▶ _Short exercise_
Copy out each line that mentions the word "Speed".

▶ _Data shown_

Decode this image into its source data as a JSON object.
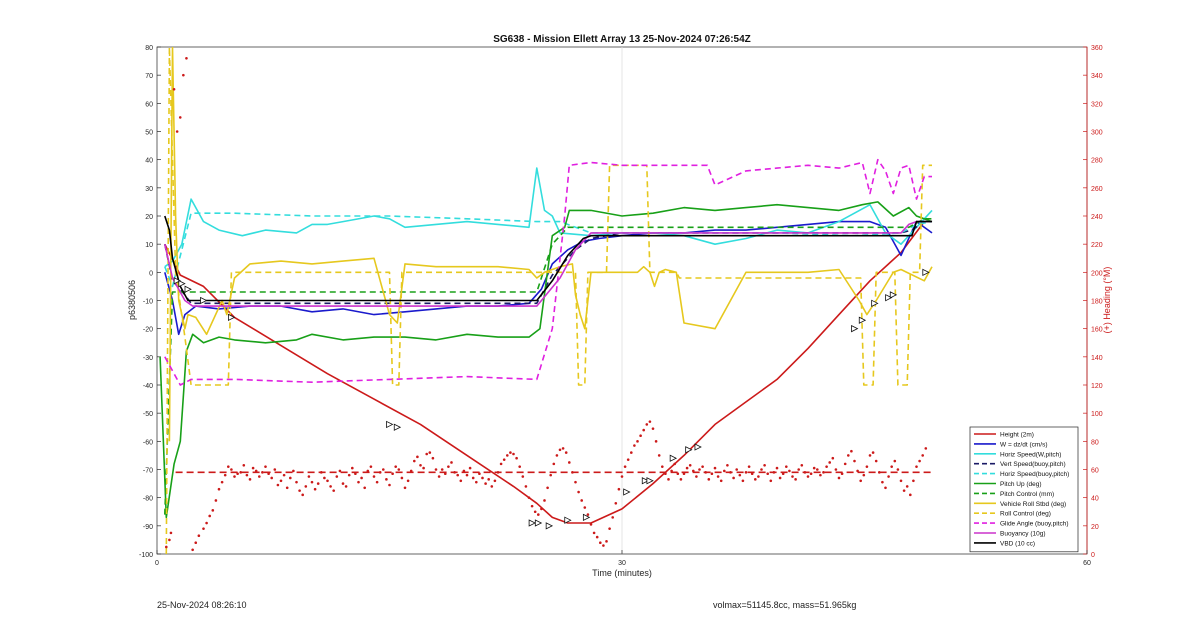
{
  "chart_data": {
    "type": "line",
    "title": "SG638 - Mission Ellett Array 13 25-Nov-2024 07:26:54Z",
    "xlabel": "Time (minutes)",
    "ylabel": "p6380506",
    "y2label": "(+) Heading (°M)",
    "xlim": [
      0,
      60
    ],
    "ylim": [
      -100,
      80
    ],
    "y2lim": [
      0,
      360
    ],
    "xticks": [
      0,
      30,
      60
    ],
    "yticks": [
      -100,
      -90,
      -80,
      -70,
      -60,
      -50,
      -40,
      -30,
      -20,
      -10,
      0,
      10,
      20,
      30,
      40,
      50,
      60,
      70,
      80
    ],
    "y2ticks": [
      0,
      20,
      40,
      60,
      80,
      100,
      120,
      140,
      160,
      180,
      200,
      220,
      240,
      260,
      280,
      300,
      320,
      340,
      360
    ],
    "grid": "x-at-30",
    "legend_position": "bottom-right",
    "series": [
      {
        "name": "Height (2m)",
        "color": "#cc1a1a",
        "style": "solid",
        "x": [
          0.5,
          1.5,
          3,
          5,
          8,
          11,
          14,
          17,
          20,
          23,
          24.5,
          25.5,
          26.5,
          28,
          30,
          32,
          34,
          36,
          38,
          40,
          42,
          44,
          46,
          48,
          49.5
        ],
        "y": [
          10,
          -1,
          -5,
          -16,
          -26,
          -36,
          -45,
          -54,
          -65,
          -76,
          -82,
          -87,
          -89,
          -89,
          -84,
          -75,
          -65,
          -54,
          -46,
          -38,
          -27,
          -15,
          -3,
          7,
          18
        ]
      },
      {
        "name": "W = dz/dt (cm/s)",
        "color": "#1a1acc",
        "style": "solid",
        "x": [
          0.5,
          1,
          1.4,
          1.8,
          2.5,
          4,
          6,
          8,
          10,
          12,
          14,
          16,
          18,
          20,
          22,
          24,
          24.8,
          25.5,
          26.5,
          27.5,
          28.5,
          30,
          32,
          34,
          36,
          38,
          40,
          42,
          44,
          46,
          47,
          48,
          49,
          50
        ],
        "y": [
          0,
          -10,
          -22,
          -15,
          -12,
          -13,
          -12,
          -12,
          -14,
          -13,
          -15,
          -14,
          -13,
          -12,
          -12,
          -11,
          -6,
          3,
          8,
          11,
          12,
          13,
          14,
          14,
          15,
          15,
          16,
          17,
          18,
          18,
          16,
          6,
          18,
          14
        ]
      },
      {
        "name": "Horiz Speed(W,pitch)",
        "color": "#33dddd",
        "style": "solid",
        "x": [
          0.5,
          1,
          1.6,
          2.2,
          3,
          4,
          5.5,
          7,
          9,
          10,
          11,
          12,
          14,
          15,
          16,
          18,
          20,
          22,
          24,
          24.5,
          25,
          25.5,
          26,
          28,
          30,
          32,
          34,
          36,
          38,
          40,
          42,
          44,
          46,
          47,
          48,
          49,
          50
        ],
        "y": [
          2,
          4,
          10,
          26,
          18,
          15,
          13,
          15,
          14,
          17,
          17,
          18,
          20,
          19,
          16,
          17,
          18,
          17,
          16,
          37,
          22,
          20,
          14,
          13,
          14,
          14,
          13,
          10,
          12,
          15,
          14,
          18,
          24,
          14,
          10,
          16,
          22
        ]
      },
      {
        "name": "Vert Speed(buoy,pitch)",
        "color": "#1a1a66",
        "style": "dashed",
        "x": [
          0.5,
          1,
          1.8,
          2.2,
          10,
          20,
          24.5,
          25.5,
          27,
          28,
          30,
          40,
          48,
          48.7,
          49.5,
          50
        ],
        "y": [
          10,
          -3,
          -8,
          -11,
          -11,
          -11,
          -11,
          -1,
          8,
          12,
          14,
          14,
          14,
          15,
          18,
          18
        ]
      },
      {
        "name": "Horiz Speed(buoy,pitch)",
        "color": "#33dddd",
        "style": "dashed",
        "x": [
          0.5,
          1,
          2.2,
          5,
          10,
          15,
          20,
          24.5,
          26,
          28,
          30,
          40,
          45,
          48,
          49,
          50
        ],
        "y": [
          2,
          -5,
          21,
          21,
          20,
          20,
          19,
          18,
          18,
          14,
          14,
          14,
          13,
          14,
          17,
          18
        ]
      },
      {
        "name": "Pitch Up (deg)",
        "color": "#18a018",
        "style": "solid",
        "x": [
          0.2,
          0.6,
          1.1,
          1.5,
          1.9,
          2.3,
          3,
          4,
          5,
          7,
          9,
          10,
          12,
          14,
          16,
          18,
          20,
          22,
          24,
          24.7,
          25.5,
          26.3,
          26.6,
          28,
          30,
          32,
          34,
          36,
          38,
          40,
          42,
          44,
          45.5,
          46.5,
          47.5,
          48.5,
          49,
          50
        ],
        "y": [
          -30,
          -87,
          -68,
          -60,
          -28,
          -22,
          -25,
          -23,
          -24,
          -25,
          -24,
          -22,
          -24,
          -23,
          -23,
          -24,
          -22,
          -23,
          -23,
          -20,
          13,
          16,
          22,
          22,
          20,
          21,
          23,
          22,
          23,
          24,
          23,
          22,
          24,
          25,
          20,
          23,
          20,
          18
        ]
      },
      {
        "name": "Pitch Control (mm)",
        "color": "#18a018",
        "style": "dashed",
        "x": [
          0.5,
          1,
          2.2,
          10,
          20,
          24.5,
          25.5,
          26.5,
          35,
          45,
          48.5,
          49.5,
          50
        ],
        "y": [
          -86,
          -7,
          -7,
          -7,
          -7,
          -7,
          10,
          16,
          16,
          16,
          16,
          19,
          19
        ]
      },
      {
        "name": "Vehicle Roll Stbd (deg)",
        "color": "#e6c81e",
        "style": "solid",
        "x": [
          0.8,
          1.0,
          1.2,
          1.4,
          1.6,
          1.8,
          2,
          2.5,
          3.2,
          4.2,
          4.5,
          5,
          6,
          8,
          10,
          12,
          14,
          15,
          15.5,
          16,
          18,
          20,
          22,
          24,
          24.5,
          25,
          26,
          26.8,
          27,
          27.3,
          27.6,
          28,
          30,
          31,
          31.4,
          31.8,
          32.1,
          32.4,
          32.8,
          33.5,
          34,
          36,
          38,
          40,
          42,
          44,
          45.3,
          45.8,
          46.4,
          47.5,
          48,
          49.5,
          50
        ],
        "y": [
          -60,
          80,
          20,
          -10,
          -15,
          -20,
          -15,
          -16,
          -22,
          -10,
          -15,
          -2,
          3,
          4,
          3,
          4,
          5,
          -15,
          -18,
          3,
          2,
          2,
          2,
          1,
          -2,
          0,
          2,
          3,
          -8,
          -15,
          -20,
          0,
          0,
          0,
          2,
          0,
          -5,
          0,
          1,
          0,
          -18,
          -20,
          0,
          0,
          0,
          1,
          -10,
          -15,
          -10,
          0,
          1,
          -3,
          2
        ]
      },
      {
        "name": "Roll Control (deg)",
        "color": "#e6c81e",
        "style": "dashed",
        "x": [
          0.6,
          0.8,
          1.2,
          1.8,
          2.2,
          3.5,
          4.6,
          4.8,
          15,
          15.2,
          15.6,
          15.8,
          24.8,
          25,
          26.5,
          27,
          27.2,
          27.6,
          27.8,
          29,
          29.2,
          31.6,
          31.8,
          33.5,
          33.7,
          35,
          35.2,
          45.4,
          45.6,
          46.2,
          46.4,
          47.6,
          47.8,
          48.4,
          48.6,
          49.2,
          49.4,
          50
        ],
        "y": [
          -100,
          80,
          0,
          -23,
          -40,
          -40,
          -40,
          0,
          0,
          -40,
          -40,
          0,
          0,
          0,
          0,
          0,
          -40,
          -40,
          0,
          0,
          38,
          38,
          0,
          0,
          -2,
          -2,
          -2,
          -2,
          -40,
          -40,
          0,
          0,
          -40,
          -40,
          0,
          0,
          38,
          38
        ]
      },
      {
        "name": "Glide Angle (buoy,pitch)",
        "color": "#e020e0",
        "style": "dashed",
        "x": [
          0.5,
          1.5,
          2.2,
          2.5,
          5,
          10,
          15,
          20,
          24.5,
          25.5,
          26.3,
          26.6,
          28,
          30,
          32,
          34,
          35.5,
          36,
          38,
          40,
          42,
          44,
          45.5,
          46,
          46.5,
          47,
          47.5,
          48,
          48.5,
          49,
          49.5,
          50
        ],
        "y": [
          -30,
          -40,
          -38,
          -38,
          -38,
          -39,
          -38,
          -37,
          -38,
          -20,
          20,
          38,
          39,
          38,
          38,
          38,
          38,
          31,
          36,
          37,
          38,
          37,
          39,
          28,
          40,
          36,
          28,
          37,
          38,
          26,
          34,
          34
        ]
      },
      {
        "name": "Buoyancy (10g)",
        "color": "#cc33cc",
        "style": "solid",
        "x": [
          0.5,
          1,
          1.8,
          2.3,
          10,
          20,
          24.5,
          26,
          27,
          28,
          30,
          40,
          48,
          48.5,
          49,
          50
        ],
        "y": [
          10,
          -2,
          -10,
          -12,
          -12,
          -12,
          -12,
          -2,
          8,
          14,
          14,
          14,
          14,
          17,
          18,
          18
        ]
      },
      {
        "name": "VBD (10 cc)",
        "color": "#000000",
        "style": "solid",
        "x": [
          0.5,
          0.8,
          1,
          1.5,
          2,
          2.3,
          10,
          20,
          24.5,
          25.5,
          26.5,
          27.5,
          28,
          30,
          40,
          48,
          48.7,
          49,
          50
        ],
        "y": [
          20,
          15,
          5,
          -5,
          -10,
          -10,
          -10,
          -10,
          -10,
          -3,
          6,
          12,
          13,
          13,
          13,
          13,
          13,
          18,
          18
        ]
      }
    ],
    "heading_mean": 58,
    "heading_color": "#cc1a1a",
    "heading_points_x": [
      0.6,
      0.8,
      0.9,
      1.1,
      1.3,
      1.5,
      1.7,
      1.9,
      2.3,
      2.5,
      2.7,
      3.0,
      3.2,
      3.4,
      3.6,
      3.8,
      4.0,
      4.2,
      4.4,
      4.6,
      4.8,
      5.0,
      5.2,
      5.4,
      5.6,
      5.8,
      6.0,
      6.2,
      6.4,
      6.6,
      6.8,
      7.0,
      7.2,
      7.4,
      7.6,
      7.8,
      8.0,
      8.2,
      8.4,
      8.6,
      8.8,
      9.0,
      9.2,
      9.4,
      9.6,
      9.8,
      10.0,
      10.2,
      10.4,
      10.6,
      10.8,
      11.0,
      11.2,
      11.4,
      11.6,
      11.8,
      12.0,
      12.2,
      12.4,
      12.6,
      12.8,
      13.0,
      13.2,
      13.4,
      13.6,
      13.8,
      14.0,
      14.2,
      14.4,
      14.6,
      14.8,
      15.0,
      15.2,
      15.4,
      15.6,
      15.8,
      16.0,
      16.2,
      16.4,
      16.6,
      16.8,
      17.0,
      17.2,
      17.4,
      17.6,
      17.8,
      18.0,
      18.2,
      18.4,
      18.6,
      18.8,
      19.0,
      19.2,
      19.4,
      19.6,
      19.8,
      20.0,
      20.2,
      20.4,
      20.6,
      20.8,
      21.0,
      21.2,
      21.4,
      21.6,
      21.8,
      22.0,
      22.2,
      22.4,
      22.6,
      22.8,
      23.0,
      23.2,
      23.4,
      23.6,
      23.8,
      24.0,
      24.2,
      24.4,
      24.6,
      24.8,
      25.0,
      25.2,
      25.4,
      25.6,
      25.8,
      26.0,
      26.2,
      26.4,
      26.6,
      26.8,
      27.0,
      27.2,
      27.4,
      27.6,
      27.8,
      28.0,
      28.2,
      28.4,
      28.6,
      28.8,
      29.0,
      29.2,
      29.4,
      29.6,
      29.8,
      30.0,
      30.2,
      30.4,
      30.6,
      30.8,
      31.0,
      31.2,
      31.4,
      31.6,
      31.8,
      32.0,
      32.2,
      32.4,
      32.6,
      32.8,
      33.0,
      33.2,
      33.4,
      33.6,
      33.8,
      34.0,
      34.2,
      34.4,
      34.6,
      34.8,
      35.0,
      35.2,
      35.4,
      35.6,
      35.8,
      36.0,
      36.2,
      36.4,
      36.6,
      36.8,
      37.0,
      37.2,
      37.4,
      37.6,
      37.8,
      38.0,
      38.2,
      38.4,
      38.6,
      38.8,
      39.0,
      39.2,
      39.4,
      39.6,
      39.8,
      40.0,
      40.2,
      40.4,
      40.6,
      40.8,
      41.0,
      41.2,
      41.4,
      41.6,
      41.8,
      42.0,
      42.2,
      42.4,
      42.6,
      42.8,
      43.0,
      43.2,
      43.4,
      43.6,
      43.8,
      44.0,
      44.2,
      44.4,
      44.6,
      44.8,
      45.0,
      45.2,
      45.4,
      45.6,
      45.8,
      46.0,
      46.2,
      46.4,
      46.6,
      46.8,
      47.0,
      47.2,
      47.4,
      47.6,
      47.8,
      48.0,
      48.2,
      48.4,
      48.6,
      48.8,
      49.0,
      49.2,
      49.4,
      49.6,
      49.8
    ],
    "heading_points_y": [
      5,
      10,
      15,
      330,
      300,
      310,
      340,
      352,
      3,
      8,
      13,
      18,
      22,
      27,
      31,
      38,
      46,
      51,
      56,
      62,
      60,
      55,
      57,
      58,
      63,
      56,
      53,
      61,
      59,
      55,
      58,
      62,
      57,
      54,
      60,
      49,
      52,
      56,
      47,
      54,
      59,
      51,
      45,
      42,
      48,
      55,
      51,
      46,
      50,
      58,
      54,
      52,
      48,
      45,
      55,
      59,
      50,
      48,
      56,
      61,
      57,
      51,
      54,
      47,
      59,
      62,
      55,
      51,
      58,
      60,
      53,
      49,
      57,
      62,
      60,
      54,
      47,
      52,
      59,
      66,
      69,
      63,
      61,
      71,
      72,
      68,
      60,
      55,
      60,
      57,
      62,
      65,
      58,
      56,
      52,
      59,
      56,
      61,
      54,
      51,
      57,
      54,
      50,
      53,
      48,
      52,
      58,
      64,
      67,
      70,
      72,
      71,
      68,
      62,
      55,
      48,
      40,
      34,
      30,
      28,
      32,
      38,
      47,
      56,
      64,
      70,
      74,
      75,
      72,
      65,
      58,
      51,
      44,
      38,
      33,
      28,
      21,
      15,
      12,
      8,
      6,
      9,
      18,
      26,
      36,
      46,
      55,
      62,
      67,
      72,
      77,
      80,
      84,
      88,
      92,
      94,
      89,
      80,
      70,
      62,
      57,
      53,
      59,
      64,
      57,
      53,
      57,
      61,
      63,
      59,
      55,
      60,
      62,
      58,
      53,
      57,
      61,
      55,
      52,
      59,
      63,
      58,
      54,
      60,
      56,
      52,
      58,
      62,
      57,
      53,
      55,
      60,
      63,
      57,
      52,
      58,
      61,
      54,
      57,
      62,
      59,
      55,
      53,
      60,
      63,
      58,
      55,
      57,
      61,
      60,
      56,
      58,
      62,
      65,
      68,
      60,
      54,
      57,
      64,
      70,
      73,
      66,
      59,
      52,
      56,
      62,
      70,
      72,
      66,
      58,
      51,
      47,
      55,
      62,
      66,
      60,
      52,
      45,
      48,
      42,
      52,
      62,
      66,
      70,
      75
    ],
    "event_markers_x": [
      1.3,
      1.6,
      2.0,
      3.0,
      4.8,
      15.0,
      15.5,
      24.2,
      24.6,
      25.3,
      26.5,
      27.7,
      30.3,
      31.5,
      31.8,
      33.3,
      34.3,
      34.9,
      45.0,
      45.5,
      46.3,
      47.2,
      47.5,
      49.6
    ],
    "event_markers_y": [
      -3,
      -4,
      -6,
      -10,
      -16,
      -54,
      -55,
      -89,
      -89,
      -90,
      -88,
      -87,
      -78,
      -74,
      -74,
      -66,
      -63,
      -62,
      -20,
      -17,
      -11,
      -9,
      -8,
      0
    ]
  },
  "footer": {
    "left": "25-Nov-2024 08:26:10",
    "right": "volmax=51145.8cc, mass=51.965kg"
  }
}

▶ _Finished answer_
        "name": "Horiz Speed(W,pitch)",
        "name": "Vert Speed(buoy,pitch)",
        "name": "Horiz Speed(buoy,pitch)",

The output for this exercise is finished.